Locate the lines of the listing below that hold "удаления", then copy each of them.

------------------------

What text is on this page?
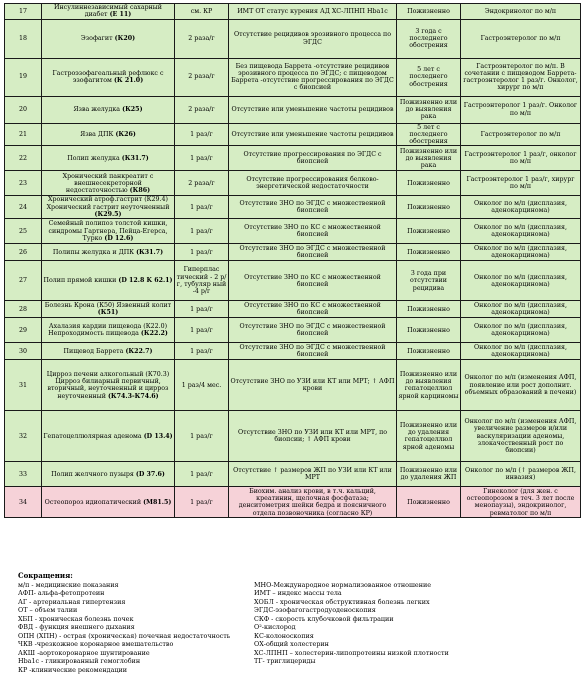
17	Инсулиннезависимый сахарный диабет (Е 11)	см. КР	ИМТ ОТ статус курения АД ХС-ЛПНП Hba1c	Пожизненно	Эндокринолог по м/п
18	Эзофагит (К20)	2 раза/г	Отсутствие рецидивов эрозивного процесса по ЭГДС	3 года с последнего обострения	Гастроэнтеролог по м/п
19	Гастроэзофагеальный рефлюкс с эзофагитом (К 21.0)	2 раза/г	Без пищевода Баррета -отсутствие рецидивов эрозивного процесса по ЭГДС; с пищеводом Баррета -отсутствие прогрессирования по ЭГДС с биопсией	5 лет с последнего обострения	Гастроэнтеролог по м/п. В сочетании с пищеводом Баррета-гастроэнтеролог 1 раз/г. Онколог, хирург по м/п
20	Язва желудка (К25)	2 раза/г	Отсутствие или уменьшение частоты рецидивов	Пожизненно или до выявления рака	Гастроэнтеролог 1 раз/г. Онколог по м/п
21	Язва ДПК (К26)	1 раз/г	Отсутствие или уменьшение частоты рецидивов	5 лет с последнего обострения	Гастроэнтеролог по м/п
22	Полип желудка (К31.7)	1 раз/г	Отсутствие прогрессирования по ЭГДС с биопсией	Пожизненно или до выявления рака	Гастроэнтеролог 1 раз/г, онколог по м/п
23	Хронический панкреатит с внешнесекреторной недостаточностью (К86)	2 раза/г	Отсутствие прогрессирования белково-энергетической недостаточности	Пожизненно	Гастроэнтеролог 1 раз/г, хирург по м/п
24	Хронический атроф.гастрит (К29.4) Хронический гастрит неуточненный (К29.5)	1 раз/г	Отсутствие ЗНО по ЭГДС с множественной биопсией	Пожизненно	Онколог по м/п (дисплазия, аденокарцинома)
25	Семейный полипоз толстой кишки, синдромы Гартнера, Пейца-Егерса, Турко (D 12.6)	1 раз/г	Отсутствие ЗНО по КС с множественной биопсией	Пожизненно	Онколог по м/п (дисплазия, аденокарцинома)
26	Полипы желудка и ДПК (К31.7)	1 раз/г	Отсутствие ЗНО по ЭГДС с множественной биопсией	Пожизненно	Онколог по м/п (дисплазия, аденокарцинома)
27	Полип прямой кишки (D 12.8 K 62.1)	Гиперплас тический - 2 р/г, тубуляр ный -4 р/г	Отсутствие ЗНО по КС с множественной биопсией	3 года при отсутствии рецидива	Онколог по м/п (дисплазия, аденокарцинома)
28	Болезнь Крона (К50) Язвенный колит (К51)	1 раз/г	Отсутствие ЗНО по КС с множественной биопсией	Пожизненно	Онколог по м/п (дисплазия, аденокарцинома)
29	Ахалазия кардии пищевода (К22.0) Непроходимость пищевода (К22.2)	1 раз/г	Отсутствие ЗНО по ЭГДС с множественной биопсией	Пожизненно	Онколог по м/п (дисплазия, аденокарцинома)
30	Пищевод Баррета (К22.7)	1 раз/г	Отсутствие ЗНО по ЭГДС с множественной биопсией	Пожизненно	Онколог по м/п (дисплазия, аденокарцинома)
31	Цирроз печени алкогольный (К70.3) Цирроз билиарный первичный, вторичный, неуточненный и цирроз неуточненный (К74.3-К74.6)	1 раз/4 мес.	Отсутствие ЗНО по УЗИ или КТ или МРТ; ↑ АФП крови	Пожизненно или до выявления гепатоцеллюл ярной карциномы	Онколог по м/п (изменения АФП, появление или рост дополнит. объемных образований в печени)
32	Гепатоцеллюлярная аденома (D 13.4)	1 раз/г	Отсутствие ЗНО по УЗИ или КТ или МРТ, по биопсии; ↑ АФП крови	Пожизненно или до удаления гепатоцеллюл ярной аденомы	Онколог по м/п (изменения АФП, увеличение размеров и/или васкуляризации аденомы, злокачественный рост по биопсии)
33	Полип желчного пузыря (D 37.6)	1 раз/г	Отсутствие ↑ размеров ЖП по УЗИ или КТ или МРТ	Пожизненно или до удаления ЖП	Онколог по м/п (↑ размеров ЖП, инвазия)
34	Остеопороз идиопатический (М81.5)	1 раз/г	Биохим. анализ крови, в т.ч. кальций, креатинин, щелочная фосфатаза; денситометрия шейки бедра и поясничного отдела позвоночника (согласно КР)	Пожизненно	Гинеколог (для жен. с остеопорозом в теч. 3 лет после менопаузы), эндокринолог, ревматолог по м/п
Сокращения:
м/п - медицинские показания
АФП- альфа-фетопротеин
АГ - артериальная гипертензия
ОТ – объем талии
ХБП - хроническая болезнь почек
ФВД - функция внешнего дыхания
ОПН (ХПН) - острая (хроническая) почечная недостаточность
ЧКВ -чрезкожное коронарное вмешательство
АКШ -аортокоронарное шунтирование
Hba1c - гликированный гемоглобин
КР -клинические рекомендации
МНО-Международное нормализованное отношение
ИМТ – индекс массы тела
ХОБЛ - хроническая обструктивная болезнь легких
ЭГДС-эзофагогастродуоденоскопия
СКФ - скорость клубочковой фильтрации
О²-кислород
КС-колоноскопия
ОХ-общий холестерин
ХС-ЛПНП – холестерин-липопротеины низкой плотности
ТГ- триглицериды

------------------------

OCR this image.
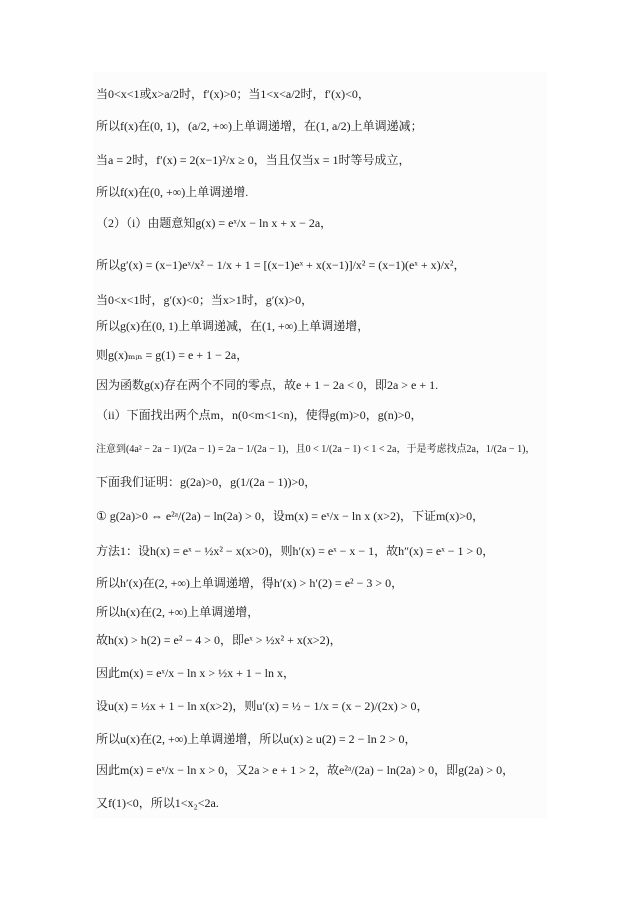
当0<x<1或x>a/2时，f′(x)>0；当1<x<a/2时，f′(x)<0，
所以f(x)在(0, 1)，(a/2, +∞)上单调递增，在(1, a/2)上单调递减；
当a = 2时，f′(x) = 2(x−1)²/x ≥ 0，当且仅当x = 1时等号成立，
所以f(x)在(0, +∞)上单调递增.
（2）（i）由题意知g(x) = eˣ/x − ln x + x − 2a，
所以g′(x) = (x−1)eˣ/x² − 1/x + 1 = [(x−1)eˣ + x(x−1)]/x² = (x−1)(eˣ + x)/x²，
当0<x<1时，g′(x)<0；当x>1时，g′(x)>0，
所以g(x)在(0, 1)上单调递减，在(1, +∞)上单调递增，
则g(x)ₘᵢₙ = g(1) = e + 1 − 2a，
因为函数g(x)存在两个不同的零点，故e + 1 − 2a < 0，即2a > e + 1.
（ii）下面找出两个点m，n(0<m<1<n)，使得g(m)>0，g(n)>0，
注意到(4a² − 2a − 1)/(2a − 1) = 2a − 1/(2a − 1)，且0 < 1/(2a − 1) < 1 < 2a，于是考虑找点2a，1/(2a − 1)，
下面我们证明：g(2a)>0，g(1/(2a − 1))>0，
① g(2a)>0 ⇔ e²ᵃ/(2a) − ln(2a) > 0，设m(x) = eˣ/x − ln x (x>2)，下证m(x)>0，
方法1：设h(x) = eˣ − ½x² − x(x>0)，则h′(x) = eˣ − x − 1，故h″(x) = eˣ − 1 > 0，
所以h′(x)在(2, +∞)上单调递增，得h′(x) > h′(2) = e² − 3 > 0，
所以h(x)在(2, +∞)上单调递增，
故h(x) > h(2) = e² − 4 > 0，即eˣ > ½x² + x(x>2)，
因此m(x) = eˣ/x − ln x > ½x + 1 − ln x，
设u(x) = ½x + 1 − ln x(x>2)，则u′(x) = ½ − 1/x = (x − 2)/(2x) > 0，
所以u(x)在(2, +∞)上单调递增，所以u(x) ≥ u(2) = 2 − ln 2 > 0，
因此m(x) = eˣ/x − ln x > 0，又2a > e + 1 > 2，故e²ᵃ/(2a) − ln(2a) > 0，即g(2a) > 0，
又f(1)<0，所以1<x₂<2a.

------------------------

▶ [Completed exercise]:
32	Гепатоцеллюлярная аденома (D 13.4)	1 раз/г	Отсутствие ЗНО по УЗИ или КТ или МРТ, по биопсии; ↑ АФП крови	Пожизненно или до удаления гепатоцеллюл ярной аденомы	Онколог по м/п (изменения АФП, увеличение размеров и/или васкуляризации аденомы, злокачественный рост по биопсии)
33	Полип желчного пузыря (D 37.6)	1 раз/г	Отсутствие ↑ размеров ЖП по УЗИ или КТ или МРТ	Пожизненно или до удаления ЖП	Онколог по м/п (↑ размеров ЖП, инвазия)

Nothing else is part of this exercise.